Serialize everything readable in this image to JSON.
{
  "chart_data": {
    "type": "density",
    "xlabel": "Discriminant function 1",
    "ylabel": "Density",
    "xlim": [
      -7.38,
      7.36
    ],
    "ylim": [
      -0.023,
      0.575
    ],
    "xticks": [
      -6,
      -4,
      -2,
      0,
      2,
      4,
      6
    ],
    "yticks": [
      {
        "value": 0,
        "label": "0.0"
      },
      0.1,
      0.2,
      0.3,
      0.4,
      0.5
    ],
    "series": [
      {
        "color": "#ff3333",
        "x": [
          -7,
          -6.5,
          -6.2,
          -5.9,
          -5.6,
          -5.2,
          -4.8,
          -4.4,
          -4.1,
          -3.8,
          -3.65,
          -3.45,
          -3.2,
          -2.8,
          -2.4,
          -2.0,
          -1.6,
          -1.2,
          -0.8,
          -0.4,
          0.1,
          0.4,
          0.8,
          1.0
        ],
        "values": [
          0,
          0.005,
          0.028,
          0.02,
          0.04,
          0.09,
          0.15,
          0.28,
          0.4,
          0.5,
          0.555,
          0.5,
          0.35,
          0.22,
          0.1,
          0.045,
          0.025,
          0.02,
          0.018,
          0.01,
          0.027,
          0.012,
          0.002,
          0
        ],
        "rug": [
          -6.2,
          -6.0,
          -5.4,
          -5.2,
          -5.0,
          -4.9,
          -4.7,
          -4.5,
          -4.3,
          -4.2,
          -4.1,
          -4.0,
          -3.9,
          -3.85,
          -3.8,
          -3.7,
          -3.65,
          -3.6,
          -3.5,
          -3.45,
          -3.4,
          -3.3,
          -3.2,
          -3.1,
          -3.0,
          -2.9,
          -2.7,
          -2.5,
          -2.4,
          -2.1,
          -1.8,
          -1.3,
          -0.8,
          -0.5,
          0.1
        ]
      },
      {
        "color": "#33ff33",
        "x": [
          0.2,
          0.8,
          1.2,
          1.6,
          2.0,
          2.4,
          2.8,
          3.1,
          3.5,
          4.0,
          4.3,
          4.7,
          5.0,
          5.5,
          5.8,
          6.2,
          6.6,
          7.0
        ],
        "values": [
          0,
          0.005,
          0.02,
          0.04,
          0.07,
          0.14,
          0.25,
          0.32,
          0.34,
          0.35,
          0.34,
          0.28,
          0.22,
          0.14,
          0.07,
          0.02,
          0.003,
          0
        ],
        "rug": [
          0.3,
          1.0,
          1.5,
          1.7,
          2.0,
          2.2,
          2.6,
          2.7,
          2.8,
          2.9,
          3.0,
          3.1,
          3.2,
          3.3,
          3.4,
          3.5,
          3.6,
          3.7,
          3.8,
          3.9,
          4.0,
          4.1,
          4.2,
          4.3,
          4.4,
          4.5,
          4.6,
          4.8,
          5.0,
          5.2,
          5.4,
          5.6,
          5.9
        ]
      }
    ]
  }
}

● ● ● ● ●

→ **The task**
Each line must be given again exactly as written above.

→ **Reply**
Serialize everything readable in this image to JSON.
{
  "chart_data": {
    "type": "density",
    "xlabel": "Discriminant function 1",
    "ylabel": "Density",
    "xlim": [
      -7.38,
      7.36
    ],
    "ylim": [
      -0.023,
      0.575
    ],
    "xticks": [
      -6,
      -4,
      -2,
      0,
      2,
      4,
      6
    ],
    "yticks": [
      {
        "value": 0,
        "label": "0.0"
      },
      0.1,
      0.2,
      0.3,
      0.4,
      0.5
    ],
    "series": [
      {
        "color": "#ff3333",
        "x": [
          -7,
          -6.5,
          -6.2,
          -5.9,
          -5.6,
          -5.2,
          -4.8,
          -4.4,
          -4.1,
          -3.8,
          -3.65,
          -3.45,
          -3.2,
          -2.8,
          -2.4,
          -2.0,
          -1.6,
          -1.2,
          -0.8,
          -0.4,
          0.1,
          0.4,
          0.8,
          1.0
        ],
        "values": [
          0,
          0.005,
          0.028,
          0.02,
          0.04,
          0.09,
          0.15,
          0.28,
          0.4,
          0.5,
          0.555,
          0.5,
          0.35,
          0.22,
          0.1,
          0.045,
          0.025,
          0.02,
          0.018,
          0.01,
          0.027,
          0.012,
          0.002,
          0
        ],
        "rug": [
          -6.2,
          -6.0,
          -5.4,
          -5.2,
          -5.0,
          -4.9,
          -4.7,
          -4.5,
          -4.3,
          -4.2,
          -4.1,
          -4.0,
          -3.9,
          -3.85,
          -3.8,
          -3.7,
          -3.65,
          -3.6,
          -3.5,
          -3.45,
          -3.4,
          -3.3,
          -3.2,
          -3.1,
          -3.0,
          -2.9,
          -2.7,
          -2.5,
          -2.4,
          -2.1,
          -1.8,
          -1.3,
          -0.8,
          -0.5,
          0.1
        ]
      },
      {
        "color": "#33ff33",
        "x": [
          0.2,
          0.8,
          1.2,
          1.6,
          2.0,
          2.4,
          2.8,
          3.1,
          3.5,
          4.0,
          4.3,
          4.7,
          5.0,
          5.5,
          5.8,
          6.2,
          6.6,
          7.0
        ],
        "values": [
          0,
          0.005,
          0.02,
          0.04,
          0.07,
          0.14,
          0.25,
          0.32,
          0.34,
          0.35,
          0.34,
          0.28,
          0.22,
          0.14,
          0.07,
          0.02,
          0.003,
          0
        ],
        "rug": [
          0.3,
          1.0,
          1.5,
          1.7,
          2.0,
          2.2,
          2.6,
          2.7,
          2.8,
          2.9,
          3.0,
          3.1,
          3.2,
          3.3,
          3.4,
          3.5,
          3.6,
          3.7,
          3.8,
          3.9,
          4.0,
          4.1,
          4.2,
          4.3,
          4.4,
          4.5,
          4.6,
          4.8,
          5.0,
          5.2,
          5.4,
          5.6,
          5.9
        ]
      }
    ]
  }
}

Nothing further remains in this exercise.